(Lines of data)
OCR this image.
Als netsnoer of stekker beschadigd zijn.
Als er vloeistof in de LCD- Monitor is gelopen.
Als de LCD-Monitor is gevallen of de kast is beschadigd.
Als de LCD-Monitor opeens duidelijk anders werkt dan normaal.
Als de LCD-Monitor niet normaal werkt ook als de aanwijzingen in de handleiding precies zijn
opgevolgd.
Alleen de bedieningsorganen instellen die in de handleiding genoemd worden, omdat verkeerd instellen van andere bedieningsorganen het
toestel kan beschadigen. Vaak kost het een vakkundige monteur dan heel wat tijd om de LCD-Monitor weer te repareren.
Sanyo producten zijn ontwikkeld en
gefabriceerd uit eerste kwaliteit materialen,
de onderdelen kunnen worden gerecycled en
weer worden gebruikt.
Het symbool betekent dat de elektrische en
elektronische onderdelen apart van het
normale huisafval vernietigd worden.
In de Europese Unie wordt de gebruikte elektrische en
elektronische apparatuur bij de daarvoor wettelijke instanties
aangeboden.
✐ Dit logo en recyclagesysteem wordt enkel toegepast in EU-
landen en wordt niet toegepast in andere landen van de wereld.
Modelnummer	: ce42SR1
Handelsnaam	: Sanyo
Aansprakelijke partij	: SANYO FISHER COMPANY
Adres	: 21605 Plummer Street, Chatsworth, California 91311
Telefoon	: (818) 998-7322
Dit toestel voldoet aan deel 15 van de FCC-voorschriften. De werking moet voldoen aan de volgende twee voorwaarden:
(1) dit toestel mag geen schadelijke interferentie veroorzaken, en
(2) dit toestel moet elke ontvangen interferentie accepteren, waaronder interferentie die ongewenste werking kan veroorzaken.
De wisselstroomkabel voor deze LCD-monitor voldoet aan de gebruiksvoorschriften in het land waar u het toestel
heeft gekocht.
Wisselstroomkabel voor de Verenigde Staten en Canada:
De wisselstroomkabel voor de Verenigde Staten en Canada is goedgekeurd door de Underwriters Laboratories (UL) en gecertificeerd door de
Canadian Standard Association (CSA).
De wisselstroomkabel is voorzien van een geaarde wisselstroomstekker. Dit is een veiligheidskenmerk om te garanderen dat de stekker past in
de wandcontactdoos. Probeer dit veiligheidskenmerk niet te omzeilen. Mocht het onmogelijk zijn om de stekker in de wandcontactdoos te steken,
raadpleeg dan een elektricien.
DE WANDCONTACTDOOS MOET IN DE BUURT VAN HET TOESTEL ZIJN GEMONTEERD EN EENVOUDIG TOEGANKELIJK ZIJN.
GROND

TO DO —
Please quote the data above in full, with no line missing.

FINISHED TASK —
OCR this image.
Als netsnoer of stekker beschadigd zijn.
Als er vloeistof in de LCD- Monitor is gelopen.
Als de LCD-Monitor is gevallen of de kast is beschadigd.
Als de LCD-Monitor opeens duidelijk anders werkt dan normaal.
Als de LCD-Monitor niet normaal werkt ook als de aanwijzingen in de handleiding precies zijn
opgevolgd.
Alleen de bedieningsorganen instellen die in de handleiding genoemd worden, omdat verkeerd instellen van andere bedieningsorganen het
toestel kan beschadigen. Vaak kost het een vakkundige monteur dan heel wat tijd om de LCD-Monitor weer te repareren.
Sanyo producten zijn ontwikkeld en
gefabriceerd uit eerste kwaliteit materialen,
de onderdelen kunnen worden gerecycled en
weer worden gebruikt.
Het symbool betekent dat de elektrische en
elektronische onderdelen apart van het
normale huisafval vernietigd worden.
In de Europese Unie wordt de gebruikte elektrische en
elektronische apparatuur bij de daarvoor wettelijke instanties
aangeboden.
✐ Dit logo en recyclagesysteem wordt enkel toegepast in EU-
landen en wordt niet toegepast in andere landen van de wereld.
Modelnummer	: ce42SR1
Handelsnaam	: Sanyo
Aansprakelijke partij	: SANYO FISHER COMPANY
Adres	: 21605 Plummer Street, Chatsworth, California 91311
Telefoon	: (818) 998-7322
Dit toestel voldoet aan deel 15 van de FCC-voorschriften. De werking moet voldoen aan de volgende twee voorwaarden:
(1) dit toestel mag geen schadelijke interferentie veroorzaken, en
(2) dit toestel moet elke ontvangen interferentie accepteren, waaronder interferentie die ongewenste werking kan veroorzaken.
De wisselstroomkabel voor deze LCD-monitor voldoet aan de gebruiksvoorschriften in het land waar u het toestel
heeft gekocht.
Wisselstroomkabel voor de Verenigde Staten en Canada:
De wisselstroomkabel voor de Verenigde Staten en Canada is goedgekeurd door de Underwriters Laboratories (UL) en gecertificeerd door de
Canadian Standard Association (CSA).
De wisselstroomkabel is voorzien van een geaarde wisselstroomstekker. Dit is een veiligheidskenmerk om te garanderen dat de stekker past in
de wandcontactdoos. Probeer dit veiligheidskenmerk niet te omzeilen. Mocht het onmogelijk zijn om de stekker in de wandcontactdoos te steken,
raadpleeg dan een elektricien.
DE WANDCONTACTDOOS MOET IN DE BUURT VAN HET TOESTEL ZIJN GEMONTEERD EN EENVOUDIG TOEGANKELIJK ZIJN.
GROND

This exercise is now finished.